- _Work instructions_
Without the images, print all the entries below exactly as given.
────────────────────────────────────────
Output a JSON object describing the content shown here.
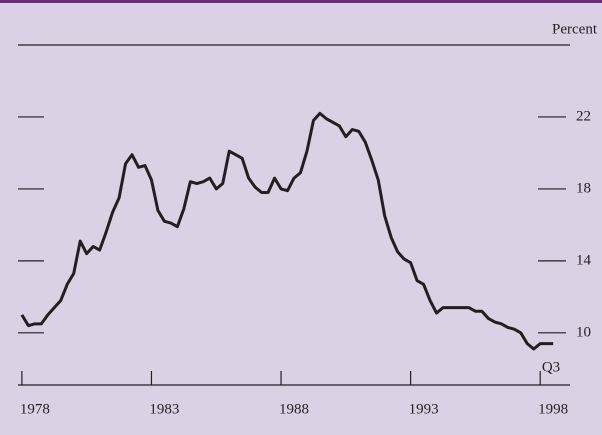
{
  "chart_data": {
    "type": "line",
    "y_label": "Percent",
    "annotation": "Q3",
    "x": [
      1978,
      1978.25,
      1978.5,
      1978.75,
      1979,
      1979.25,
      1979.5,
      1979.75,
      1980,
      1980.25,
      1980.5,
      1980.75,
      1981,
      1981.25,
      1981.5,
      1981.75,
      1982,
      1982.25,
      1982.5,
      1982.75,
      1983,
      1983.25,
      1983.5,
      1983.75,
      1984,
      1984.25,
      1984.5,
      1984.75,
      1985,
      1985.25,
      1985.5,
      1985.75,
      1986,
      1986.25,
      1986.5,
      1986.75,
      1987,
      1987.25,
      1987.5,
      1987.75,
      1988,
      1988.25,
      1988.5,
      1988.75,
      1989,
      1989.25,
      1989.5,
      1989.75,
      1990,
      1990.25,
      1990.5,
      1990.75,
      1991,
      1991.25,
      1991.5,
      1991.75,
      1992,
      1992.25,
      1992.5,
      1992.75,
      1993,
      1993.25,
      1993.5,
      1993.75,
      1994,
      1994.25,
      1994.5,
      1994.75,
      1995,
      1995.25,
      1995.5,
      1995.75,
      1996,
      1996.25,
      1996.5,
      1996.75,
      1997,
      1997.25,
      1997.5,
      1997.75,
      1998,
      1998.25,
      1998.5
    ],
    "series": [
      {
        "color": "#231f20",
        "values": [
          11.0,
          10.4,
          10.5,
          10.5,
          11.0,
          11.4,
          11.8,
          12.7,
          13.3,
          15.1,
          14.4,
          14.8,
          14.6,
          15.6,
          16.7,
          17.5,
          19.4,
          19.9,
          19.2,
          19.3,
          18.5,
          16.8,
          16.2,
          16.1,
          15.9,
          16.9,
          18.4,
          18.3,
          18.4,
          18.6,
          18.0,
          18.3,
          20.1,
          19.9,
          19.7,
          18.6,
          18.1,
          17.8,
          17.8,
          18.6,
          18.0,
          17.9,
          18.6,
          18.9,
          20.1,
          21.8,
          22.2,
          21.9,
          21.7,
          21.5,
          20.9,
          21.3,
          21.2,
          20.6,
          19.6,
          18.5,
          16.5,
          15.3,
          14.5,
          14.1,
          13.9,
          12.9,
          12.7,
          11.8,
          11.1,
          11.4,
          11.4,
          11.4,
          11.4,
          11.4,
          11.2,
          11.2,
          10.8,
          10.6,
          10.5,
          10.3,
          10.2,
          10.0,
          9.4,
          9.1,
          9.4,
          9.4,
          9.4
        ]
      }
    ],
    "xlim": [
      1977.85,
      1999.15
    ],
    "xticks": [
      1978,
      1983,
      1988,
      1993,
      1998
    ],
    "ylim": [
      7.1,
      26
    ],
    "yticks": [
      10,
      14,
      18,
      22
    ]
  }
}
────────────────────────────────────────
- _Exercise output_
Output a JSON object describing the content shown here.
{
  "chart_data": {
    "type": "line",
    "y_label": "Percent",
    "annotation": "Q3",
    "x": [
      1978,
      1978.25,
      1978.5,
      1978.75,
      1979,
      1979.25,
      1979.5,
      1979.75,
      1980,
      1980.25,
      1980.5,
      1980.75,
      1981,
      1981.25,
      1981.5,
      1981.75,
      1982,
      1982.25,
      1982.5,
      1982.75,
      1983,
      1983.25,
      1983.5,
      1983.75,
      1984,
      1984.25,
      1984.5,
      1984.75,
      1985,
      1985.25,
      1985.5,
      1985.75,
      1986,
      1986.25,
      1986.5,
      1986.75,
      1987,
      1987.25,
      1987.5,
      1987.75,
      1988,
      1988.25,
      1988.5,
      1988.75,
      1989,
      1989.25,
      1989.5,
      1989.75,
      1990,
      1990.25,
      1990.5,
      1990.75,
      1991,
      1991.25,
      1991.5,
      1991.75,
      1992,
      1992.25,
      1992.5,
      1992.75,
      1993,
      1993.25,
      1993.5,
      1993.75,
      1994,
      1994.25,
      1994.5,
      1994.75,
      1995,
      1995.25,
      1995.5,
      1995.75,
      1996,
      1996.25,
      1996.5,
      1996.75,
      1997,
      1997.25,
      1997.5,
      1997.75,
      1998,
      1998.25,
      1998.5
    ],
    "series": [
      {
        "color": "#231f20",
        "values": [
          11.0,
          10.4,
          10.5,
          10.5,
          11.0,
          11.4,
          11.8,
          12.7,
          13.3,
          15.1,
          14.4,
          14.8,
          14.6,
          15.6,
          16.7,
          17.5,
          19.4,
          19.9,
          19.2,
          19.3,
          18.5,
          16.8,
          16.2,
          16.1,
          15.9,
          16.9,
          18.4,
          18.3,
          18.4,
          18.6,
          18.0,
          18.3,
          20.1,
          19.9,
          19.7,
          18.6,
          18.1,
          17.8,
          17.8,
          18.6,
          18.0,
          17.9,
          18.6,
          18.9,
          20.1,
          21.8,
          22.2,
          21.9,
          21.7,
          21.5,
          20.9,
          21.3,
          21.2,
          20.6,
          19.6,
          18.5,
          16.5,
          15.3,
          14.5,
          14.1,
          13.9,
          12.9,
          12.7,
          11.8,
          11.1,
          11.4,
          11.4,
          11.4,
          11.4,
          11.4,
          11.2,
          11.2,
          10.8,
          10.6,
          10.5,
          10.3,
          10.2,
          10.0,
          9.4,
          9.1,
          9.4,
          9.4,
          9.4
        ]
      }
    ],
    "xlim": [
      1977.85,
      1999.15
    ],
    "xticks": [
      1978,
      1983,
      1988,
      1993,
      1998
    ],
    "ylim": [
      7.1,
      26
    ],
    "yticks": [
      10,
      14,
      18,
      22
    ]
  }
}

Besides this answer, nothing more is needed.